▶ [Written problem]
Copy every line of the records below word for word, in the same order and with nothing left out or changed.

┌─ Information supplied

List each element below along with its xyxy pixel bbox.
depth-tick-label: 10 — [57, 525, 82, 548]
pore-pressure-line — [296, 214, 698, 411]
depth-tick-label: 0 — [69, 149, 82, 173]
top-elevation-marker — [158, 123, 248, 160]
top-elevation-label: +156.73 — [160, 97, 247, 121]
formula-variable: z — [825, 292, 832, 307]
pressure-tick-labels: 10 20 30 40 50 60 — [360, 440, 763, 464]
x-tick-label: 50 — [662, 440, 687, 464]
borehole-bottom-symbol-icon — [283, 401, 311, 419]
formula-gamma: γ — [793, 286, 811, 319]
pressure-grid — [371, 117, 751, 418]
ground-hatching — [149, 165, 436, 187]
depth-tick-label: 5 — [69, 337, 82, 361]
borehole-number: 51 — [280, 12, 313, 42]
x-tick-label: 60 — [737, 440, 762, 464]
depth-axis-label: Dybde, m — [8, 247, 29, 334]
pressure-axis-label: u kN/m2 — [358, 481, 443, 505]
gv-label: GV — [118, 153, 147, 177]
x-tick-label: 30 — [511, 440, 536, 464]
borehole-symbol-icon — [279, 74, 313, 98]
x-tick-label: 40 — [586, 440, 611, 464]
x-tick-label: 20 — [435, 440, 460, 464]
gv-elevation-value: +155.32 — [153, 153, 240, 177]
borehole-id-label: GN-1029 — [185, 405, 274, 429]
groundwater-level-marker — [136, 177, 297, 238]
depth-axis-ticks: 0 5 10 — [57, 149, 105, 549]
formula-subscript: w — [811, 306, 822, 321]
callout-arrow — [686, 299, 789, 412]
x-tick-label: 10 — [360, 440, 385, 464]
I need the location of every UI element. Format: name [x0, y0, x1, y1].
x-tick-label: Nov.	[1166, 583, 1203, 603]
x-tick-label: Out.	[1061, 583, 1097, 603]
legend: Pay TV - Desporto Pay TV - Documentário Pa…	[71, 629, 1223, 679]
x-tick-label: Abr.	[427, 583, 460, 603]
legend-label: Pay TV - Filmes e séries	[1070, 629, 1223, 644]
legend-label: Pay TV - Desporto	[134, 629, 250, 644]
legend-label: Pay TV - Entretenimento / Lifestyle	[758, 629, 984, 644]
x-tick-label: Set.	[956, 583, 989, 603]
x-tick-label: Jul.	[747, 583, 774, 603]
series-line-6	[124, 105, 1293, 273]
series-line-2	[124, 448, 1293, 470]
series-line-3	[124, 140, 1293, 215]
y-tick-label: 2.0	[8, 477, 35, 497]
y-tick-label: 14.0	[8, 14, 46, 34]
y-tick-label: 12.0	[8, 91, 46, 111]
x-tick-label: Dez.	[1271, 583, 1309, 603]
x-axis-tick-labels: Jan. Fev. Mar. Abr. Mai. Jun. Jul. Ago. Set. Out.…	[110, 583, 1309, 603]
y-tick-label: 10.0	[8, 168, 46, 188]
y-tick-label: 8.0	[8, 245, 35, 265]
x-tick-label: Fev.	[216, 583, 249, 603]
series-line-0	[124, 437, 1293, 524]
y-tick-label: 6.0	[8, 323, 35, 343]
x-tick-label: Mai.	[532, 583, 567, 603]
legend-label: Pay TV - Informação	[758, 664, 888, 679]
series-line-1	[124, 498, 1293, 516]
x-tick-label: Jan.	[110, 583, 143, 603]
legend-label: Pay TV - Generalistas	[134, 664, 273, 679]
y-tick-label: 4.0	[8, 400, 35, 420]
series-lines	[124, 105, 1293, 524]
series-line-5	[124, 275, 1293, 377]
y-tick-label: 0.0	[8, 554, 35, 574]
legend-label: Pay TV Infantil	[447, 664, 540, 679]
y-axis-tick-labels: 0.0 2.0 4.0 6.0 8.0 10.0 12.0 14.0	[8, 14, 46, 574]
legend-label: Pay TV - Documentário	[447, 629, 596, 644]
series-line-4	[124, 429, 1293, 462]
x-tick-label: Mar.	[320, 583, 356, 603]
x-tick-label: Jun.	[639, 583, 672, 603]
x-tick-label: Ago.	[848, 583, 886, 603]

└─

▶ [Response for this exercise]
List each element below along with its xyxy pixel bbox.
depth-tick-label: 10 — [57, 525, 82, 548]
pore-pressure-line — [296, 214, 698, 411]
depth-tick-label: 0 — [69, 149, 82, 173]
top-elevation-marker — [158, 123, 248, 160]
top-elevation-label: +156.73 — [160, 97, 247, 121]
formula-variable: z — [825, 292, 832, 307]
pressure-tick-labels: 10 20 30 40 50 60 — [360, 440, 763, 464]
x-tick-label: 50 — [662, 440, 687, 464]
borehole-bottom-symbol-icon — [283, 401, 311, 419]
formula-gamma: γ — [793, 286, 811, 319]
pressure-grid — [371, 117, 751, 418]
ground-hatching — [149, 165, 436, 187]
depth-tick-label: 5 — [69, 337, 82, 361]
borehole-number: 51 — [280, 12, 313, 42]
x-tick-label: 60 — [737, 440, 762, 464]
depth-axis-label: Dybde, m — [8, 247, 29, 334]
pressure-axis-label: u kN/m2 — [358, 481, 443, 505]
gv-label: GV — [118, 153, 147, 177]
x-tick-label: 30 — [511, 440, 536, 464]
borehole-symbol-icon — [279, 74, 313, 98]
x-tick-label: 40 — [586, 440, 611, 464]
x-tick-label: 20 — [435, 440, 460, 464]
gv-elevation-value: +155.32 — [153, 153, 240, 177]
borehole-id-label: GN-1029 — [185, 405, 274, 429]
groundwater-level-marker — [136, 177, 297, 238]
depth-axis-ticks: 0 5 10 — [57, 149, 105, 549]
formula-subscript: w — [811, 306, 822, 321]
callout-arrow — [686, 299, 789, 412]
x-tick-label: 10 — [360, 440, 385, 464]
I need the location of every UI element. Format: name [x0, y0, x1, y1].
x-tick-label: Nov.	[1166, 583, 1203, 603]
x-tick-label: Out.	[1061, 583, 1097, 603]
legend: Pay TV - Desporto Pay TV - Documentário Pa…	[71, 629, 1223, 679]
x-tick-label: Abr.	[427, 583, 460, 603]
legend-label: Pay TV - Filmes e séries	[1070, 629, 1223, 644]
legend-label: Pay TV - Desporto	[134, 629, 250, 644]
legend-label: Pay TV - Entretenimento / Lifestyle	[758, 629, 984, 644]
x-tick-label: Set.	[956, 583, 989, 603]
x-tick-label: Jul.	[747, 583, 774, 603]
series-line-6	[124, 105, 1293, 273]
series-line-2	[124, 448, 1293, 470]
series-line-3	[124, 140, 1293, 215]
y-tick-label: 2.0	[8, 477, 35, 497]
y-tick-label: 14.0	[8, 14, 46, 34]
y-tick-label: 12.0	[8, 91, 46, 111]
x-tick-label: Dez.	[1271, 583, 1309, 603]
x-axis-tick-labels: Jan. Fev. Mar. Abr. Mai. Jun. Jul. Ago. Set. Out.…	[110, 583, 1309, 603]
y-tick-label: 10.0	[8, 168, 46, 188]
y-tick-label: 8.0	[8, 245, 35, 265]
x-tick-label: Fev.	[216, 583, 249, 603]
series-line-0	[124, 437, 1293, 524]
y-tick-label: 6.0	[8, 323, 35, 343]
x-tick-label: Mai.	[532, 583, 567, 603]
legend-label: Pay TV - Informação	[758, 664, 888, 679]
series-line-1	[124, 498, 1293, 516]
x-tick-label: Jan.	[110, 583, 143, 603]
legend-label: Pay TV - Generalistas	[134, 664, 273, 679]
y-tick-label: 4.0	[8, 400, 35, 420]
series-lines	[124, 105, 1293, 524]
series-line-5	[124, 275, 1293, 377]
y-tick-label: 0.0	[8, 554, 35, 574]
legend-label: Pay TV Infantil	[447, 664, 540, 679]
y-axis-tick-labels: 0.0 2.0 4.0 6.0 8.0 10.0 12.0 14.0	[8, 14, 46, 574]
legend-label: Pay TV - Documentário	[447, 629, 596, 644]
series-line-4	[124, 429, 1293, 462]
x-tick-label: Mar.	[320, 583, 356, 603]
x-tick-label: Jun.	[639, 583, 672, 603]
x-tick-label: Ago.	[848, 583, 886, 603]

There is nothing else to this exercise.